▽
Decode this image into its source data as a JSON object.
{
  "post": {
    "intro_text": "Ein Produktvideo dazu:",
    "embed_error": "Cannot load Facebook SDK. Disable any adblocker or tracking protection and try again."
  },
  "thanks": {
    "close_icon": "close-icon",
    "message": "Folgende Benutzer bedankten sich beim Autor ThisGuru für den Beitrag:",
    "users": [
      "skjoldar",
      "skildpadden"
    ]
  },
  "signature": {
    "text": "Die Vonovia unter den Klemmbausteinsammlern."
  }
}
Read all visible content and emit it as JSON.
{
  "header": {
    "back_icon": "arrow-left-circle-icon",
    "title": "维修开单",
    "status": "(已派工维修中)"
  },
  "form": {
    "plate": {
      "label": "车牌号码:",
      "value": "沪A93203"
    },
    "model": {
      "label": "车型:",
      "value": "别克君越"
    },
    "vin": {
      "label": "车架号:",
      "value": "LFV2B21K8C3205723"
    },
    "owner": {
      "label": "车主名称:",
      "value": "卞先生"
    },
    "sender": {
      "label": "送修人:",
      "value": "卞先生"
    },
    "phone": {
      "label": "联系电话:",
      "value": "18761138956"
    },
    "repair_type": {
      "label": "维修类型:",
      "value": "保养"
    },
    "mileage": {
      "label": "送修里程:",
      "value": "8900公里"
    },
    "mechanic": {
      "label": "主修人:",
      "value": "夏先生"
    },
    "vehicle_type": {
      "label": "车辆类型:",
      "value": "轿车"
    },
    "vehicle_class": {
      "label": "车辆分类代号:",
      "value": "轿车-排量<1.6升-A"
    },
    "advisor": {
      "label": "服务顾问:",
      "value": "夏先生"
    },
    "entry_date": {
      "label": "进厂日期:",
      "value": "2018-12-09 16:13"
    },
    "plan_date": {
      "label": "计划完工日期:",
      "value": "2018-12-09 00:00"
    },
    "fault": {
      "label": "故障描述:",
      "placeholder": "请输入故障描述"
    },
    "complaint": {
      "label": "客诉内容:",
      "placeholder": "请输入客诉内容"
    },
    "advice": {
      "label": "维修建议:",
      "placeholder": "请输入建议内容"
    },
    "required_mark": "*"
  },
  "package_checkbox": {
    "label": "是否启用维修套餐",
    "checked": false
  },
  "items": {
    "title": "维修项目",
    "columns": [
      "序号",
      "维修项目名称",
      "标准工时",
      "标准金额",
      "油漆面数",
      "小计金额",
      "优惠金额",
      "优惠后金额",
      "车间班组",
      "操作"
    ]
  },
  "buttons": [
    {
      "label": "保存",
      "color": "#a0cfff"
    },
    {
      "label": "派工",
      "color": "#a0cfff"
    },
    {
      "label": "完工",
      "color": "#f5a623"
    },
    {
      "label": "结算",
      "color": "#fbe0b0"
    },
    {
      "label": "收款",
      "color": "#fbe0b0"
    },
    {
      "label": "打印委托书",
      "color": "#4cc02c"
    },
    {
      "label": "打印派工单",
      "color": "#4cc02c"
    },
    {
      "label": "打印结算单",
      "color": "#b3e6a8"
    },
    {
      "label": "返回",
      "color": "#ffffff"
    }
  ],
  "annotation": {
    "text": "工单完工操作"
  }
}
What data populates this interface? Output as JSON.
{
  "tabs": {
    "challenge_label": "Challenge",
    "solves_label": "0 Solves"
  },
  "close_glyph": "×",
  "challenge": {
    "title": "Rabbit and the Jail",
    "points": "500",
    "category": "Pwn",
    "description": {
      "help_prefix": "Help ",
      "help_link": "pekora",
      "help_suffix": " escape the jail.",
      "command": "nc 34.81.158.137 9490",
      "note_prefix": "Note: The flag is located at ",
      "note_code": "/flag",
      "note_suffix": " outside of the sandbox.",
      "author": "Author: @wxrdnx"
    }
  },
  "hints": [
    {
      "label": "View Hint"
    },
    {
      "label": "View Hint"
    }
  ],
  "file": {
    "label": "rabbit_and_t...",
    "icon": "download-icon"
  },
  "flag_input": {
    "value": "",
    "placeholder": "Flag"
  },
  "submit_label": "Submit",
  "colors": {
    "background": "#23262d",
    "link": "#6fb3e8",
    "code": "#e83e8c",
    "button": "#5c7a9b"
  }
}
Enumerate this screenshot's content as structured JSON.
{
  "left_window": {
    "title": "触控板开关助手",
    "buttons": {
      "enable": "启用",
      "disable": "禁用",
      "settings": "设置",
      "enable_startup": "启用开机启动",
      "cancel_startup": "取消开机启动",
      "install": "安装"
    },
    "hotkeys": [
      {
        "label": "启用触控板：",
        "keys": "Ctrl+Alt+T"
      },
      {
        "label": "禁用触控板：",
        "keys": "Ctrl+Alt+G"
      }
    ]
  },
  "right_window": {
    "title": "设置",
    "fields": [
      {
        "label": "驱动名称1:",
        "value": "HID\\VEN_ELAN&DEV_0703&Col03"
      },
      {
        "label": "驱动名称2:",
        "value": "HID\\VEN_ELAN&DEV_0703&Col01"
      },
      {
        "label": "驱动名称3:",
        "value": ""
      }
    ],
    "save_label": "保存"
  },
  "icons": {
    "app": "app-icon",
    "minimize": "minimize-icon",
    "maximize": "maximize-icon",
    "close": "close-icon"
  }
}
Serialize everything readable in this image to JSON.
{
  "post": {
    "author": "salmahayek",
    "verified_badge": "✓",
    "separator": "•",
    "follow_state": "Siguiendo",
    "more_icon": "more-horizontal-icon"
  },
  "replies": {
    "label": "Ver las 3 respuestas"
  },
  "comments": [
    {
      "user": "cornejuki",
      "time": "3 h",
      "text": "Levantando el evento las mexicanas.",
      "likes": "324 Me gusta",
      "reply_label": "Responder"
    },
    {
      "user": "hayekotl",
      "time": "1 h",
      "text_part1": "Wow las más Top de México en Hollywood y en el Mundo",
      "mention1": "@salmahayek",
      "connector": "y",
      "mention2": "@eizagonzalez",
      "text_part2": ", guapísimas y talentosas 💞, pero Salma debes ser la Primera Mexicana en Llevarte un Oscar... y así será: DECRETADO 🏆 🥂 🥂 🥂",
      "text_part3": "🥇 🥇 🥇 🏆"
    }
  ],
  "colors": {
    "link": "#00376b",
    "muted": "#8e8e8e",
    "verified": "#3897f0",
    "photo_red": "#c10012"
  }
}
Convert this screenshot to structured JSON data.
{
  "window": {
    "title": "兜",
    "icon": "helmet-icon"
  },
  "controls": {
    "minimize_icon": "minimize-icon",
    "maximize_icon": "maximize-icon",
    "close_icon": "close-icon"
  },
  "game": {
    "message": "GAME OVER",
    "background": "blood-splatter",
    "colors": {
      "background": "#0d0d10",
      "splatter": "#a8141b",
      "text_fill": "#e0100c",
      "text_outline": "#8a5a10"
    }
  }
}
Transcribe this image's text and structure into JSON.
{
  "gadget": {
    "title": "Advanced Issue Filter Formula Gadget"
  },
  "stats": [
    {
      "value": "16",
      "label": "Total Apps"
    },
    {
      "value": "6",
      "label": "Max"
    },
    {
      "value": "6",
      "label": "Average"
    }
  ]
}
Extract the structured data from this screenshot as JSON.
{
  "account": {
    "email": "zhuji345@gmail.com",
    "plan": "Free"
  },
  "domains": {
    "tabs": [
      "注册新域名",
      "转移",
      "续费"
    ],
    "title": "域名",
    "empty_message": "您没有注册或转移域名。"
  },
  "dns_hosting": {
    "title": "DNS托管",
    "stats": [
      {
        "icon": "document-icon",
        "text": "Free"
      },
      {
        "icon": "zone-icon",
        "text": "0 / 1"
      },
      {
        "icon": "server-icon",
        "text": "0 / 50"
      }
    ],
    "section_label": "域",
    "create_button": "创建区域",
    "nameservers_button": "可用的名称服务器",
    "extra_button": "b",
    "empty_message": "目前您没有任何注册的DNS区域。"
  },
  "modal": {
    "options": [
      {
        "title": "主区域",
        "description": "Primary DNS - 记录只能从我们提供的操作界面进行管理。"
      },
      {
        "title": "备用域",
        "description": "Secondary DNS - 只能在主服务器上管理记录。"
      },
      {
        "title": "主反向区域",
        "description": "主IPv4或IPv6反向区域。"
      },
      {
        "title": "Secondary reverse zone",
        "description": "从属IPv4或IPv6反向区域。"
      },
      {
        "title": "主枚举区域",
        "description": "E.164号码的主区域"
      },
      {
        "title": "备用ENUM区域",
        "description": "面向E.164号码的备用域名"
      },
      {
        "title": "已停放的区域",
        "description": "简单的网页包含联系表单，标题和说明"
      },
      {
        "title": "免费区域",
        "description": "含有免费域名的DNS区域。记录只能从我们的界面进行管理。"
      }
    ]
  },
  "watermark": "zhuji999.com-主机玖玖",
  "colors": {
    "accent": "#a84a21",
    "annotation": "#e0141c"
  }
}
△
Your task is to reproduce, exactly and exclusively, the lines from the one holding "Extract the structured" through the final line of the listing.

#### [Output of the task]
Extract the structured data from this screenshot as JSON.
{
  "account": {
    "email": "zhuji345@gmail.com",
    "plan": "Free"
  },
  "domains": {
    "tabs": [
      "注册新域名",
      "转移",
      "续费"
    ],
    "title": "域名",
    "empty_message": "您没有注册或转移域名。"
  },
  "dns_hosting": {
    "title": "DNS托管",
    "stats": [
      {
        "icon": "document-icon",
        "text": "Free"
      },
      {
        "icon": "zone-icon",
        "text": "0 / 1"
      },
      {
        "icon": "server-icon",
        "text": "0 / 50"
      }
    ],
    "section_label": "域",
    "create_button": "创建区域",
    "nameservers_button": "可用的名称服务器",
    "extra_button": "b",
    "empty_message": "目前您没有任何注册的DNS区域。"
  },
  "modal": {
    "options": [
      {
        "title": "主区域",
        "description": "Primary DNS - 记录只能从我们提供的操作界面进行管理。"
      },
      {
        "title": "备用域",
        "description": "Secondary DNS - 只能在主服务器上管理记录。"
      },
      {
        "title": "主反向区域",
        "description": "主IPv4或IPv6反向区域。"
      },
      {
        "title": "Secondary reverse zone",
        "description": "从属IPv4或IPv6反向区域。"
      },
      {
        "title": "主枚举区域",
        "description": "E.164号码的主区域"
      },
      {
        "title": "备用ENUM区域",
        "description": "面向E.164号码的备用域名"
      },
      {
        "title": "已停放的区域",
        "description": "简单的网页包含联系表单，标题和说明"
      },
      {
        "title": "免费区域",
        "description": "含有免费域名的DNS区域。记录只能从我们的界面进行管理。"
      }
    ]
  },
  "watermark": "zhuji999.com-主机玖玖",
  "colors": {
    "accent": "#a84a21",
    "annotation": "#e0141c"
  }
}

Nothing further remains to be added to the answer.